Information given:

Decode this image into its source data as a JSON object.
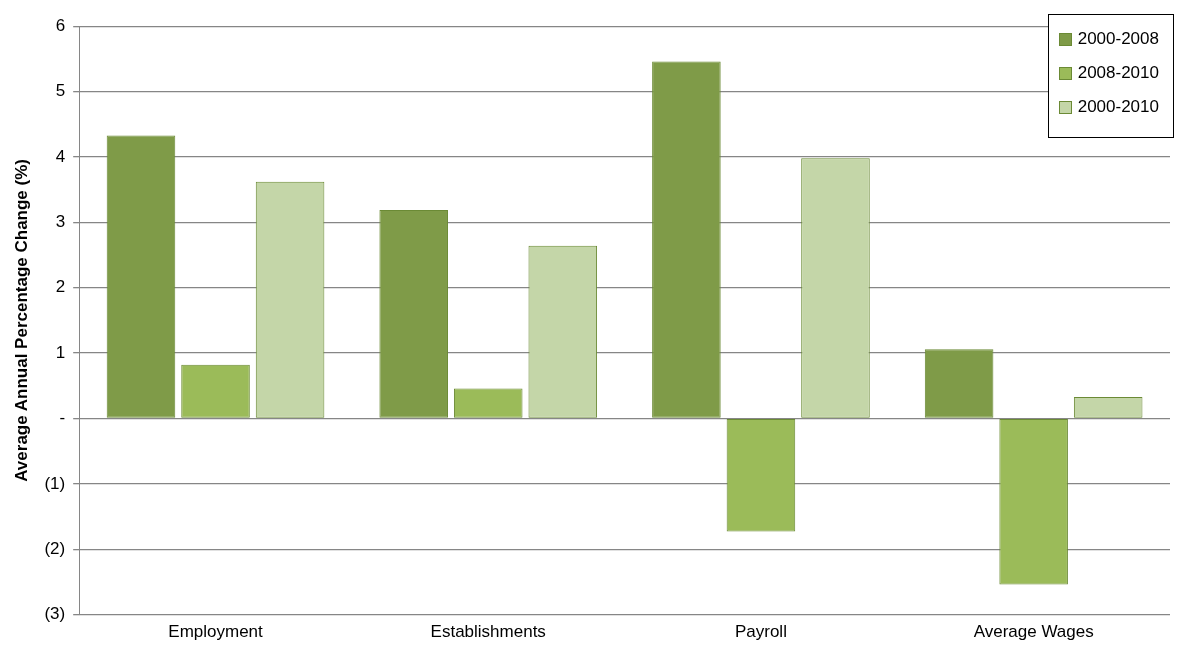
{
  "chart_data": {
    "type": "bar",
    "ylabel": "Average Annual Percentage Change (%)",
    "categories": [
      "Employment",
      "Establishments",
      "Payroll",
      "Average Wages"
    ],
    "series": [
      {
        "name": "2000-2008",
        "color": "#7f9b48",
        "values": [
          4.33,
          3.19,
          5.46,
          1.06
        ]
      },
      {
        "name": "2008-2010",
        "color": "#9bbb59",
        "values": [
          0.82,
          0.46,
          -1.73,
          -2.54
        ]
      },
      {
        "name": "2000-2010",
        "color": "#c4d6a8",
        "values": [
          3.62,
          2.64,
          3.98,
          0.33
        ]
      }
    ],
    "ylim": [
      -3,
      6
    ],
    "yticks": [
      {
        "value": -3,
        "label": "(3)"
      },
      {
        "value": -2,
        "label": "(2)"
      },
      {
        "value": -1,
        "label": "(1)"
      },
      {
        "value": 0,
        "label": "-"
      },
      1,
      2,
      3,
      4,
      5,
      6
    ],
    "grid": "y",
    "legend": "top right"
  }
}
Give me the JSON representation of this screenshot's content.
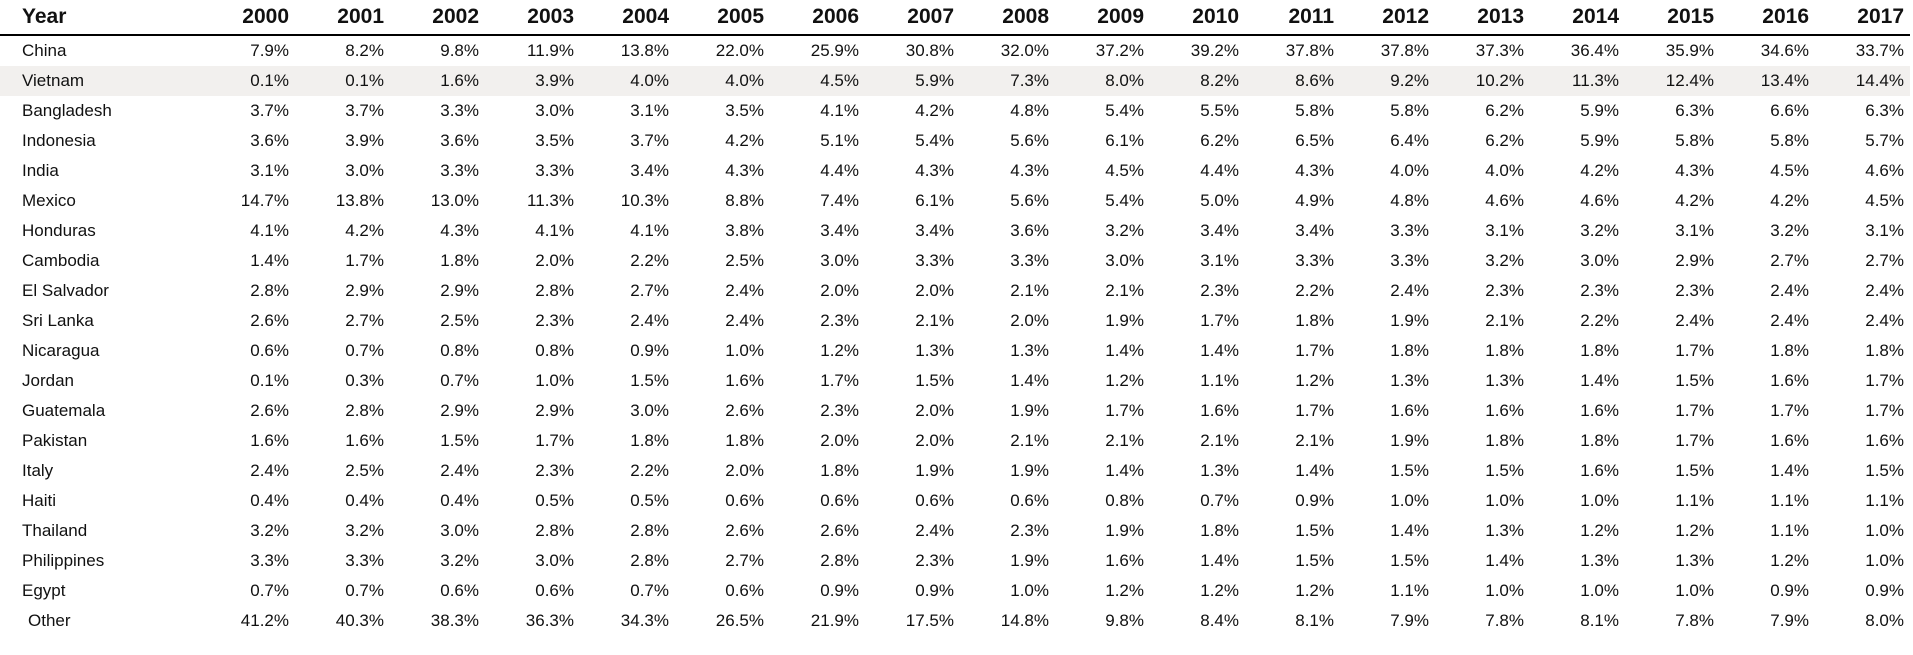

What to do:
Without including any pictures, print each record exactly.

Reply to the task:
Decode this image into its source data as a JSON object.
{
  "chart_data": {
    "type": "bar",
    "ylabel": "Average Annual Percentage Change (%)",
    "categories": [
      "Employment",
      "Establishments",
      "Payroll",
      "Average Wages"
    ],
    "series": [
      {
        "name": "2000-2008",
        "color": "#7f9b48",
        "values": [
          4.33,
          3.19,
          5.46,
          1.06
        ]
      },
      {
        "name": "2008-2010",
        "color": "#9bbb59",
        "values": [
          0.82,
          0.46,
          -1.73,
          -2.54
        ]
      },
      {
        "name": "2000-2010",
        "color": "#c4d6a8",
        "values": [
          3.62,
          2.64,
          3.98,
          0.33
        ]
      }
    ],
    "ylim": [
      -3,
      6
    ],
    "yticks": [
      {
        "value": -3,
        "label": "(3)"
      },
      {
        "value": -2,
        "label": "(2)"
      },
      {
        "value": -1,
        "label": "(1)"
      },
      {
        "value": 0,
        "label": "-"
      },
      1,
      2,
      3,
      4,
      5,
      6
    ],
    "grid": "y",
    "legend": "top right"
  }
}
Give me the JSON representation of this screenshot's content.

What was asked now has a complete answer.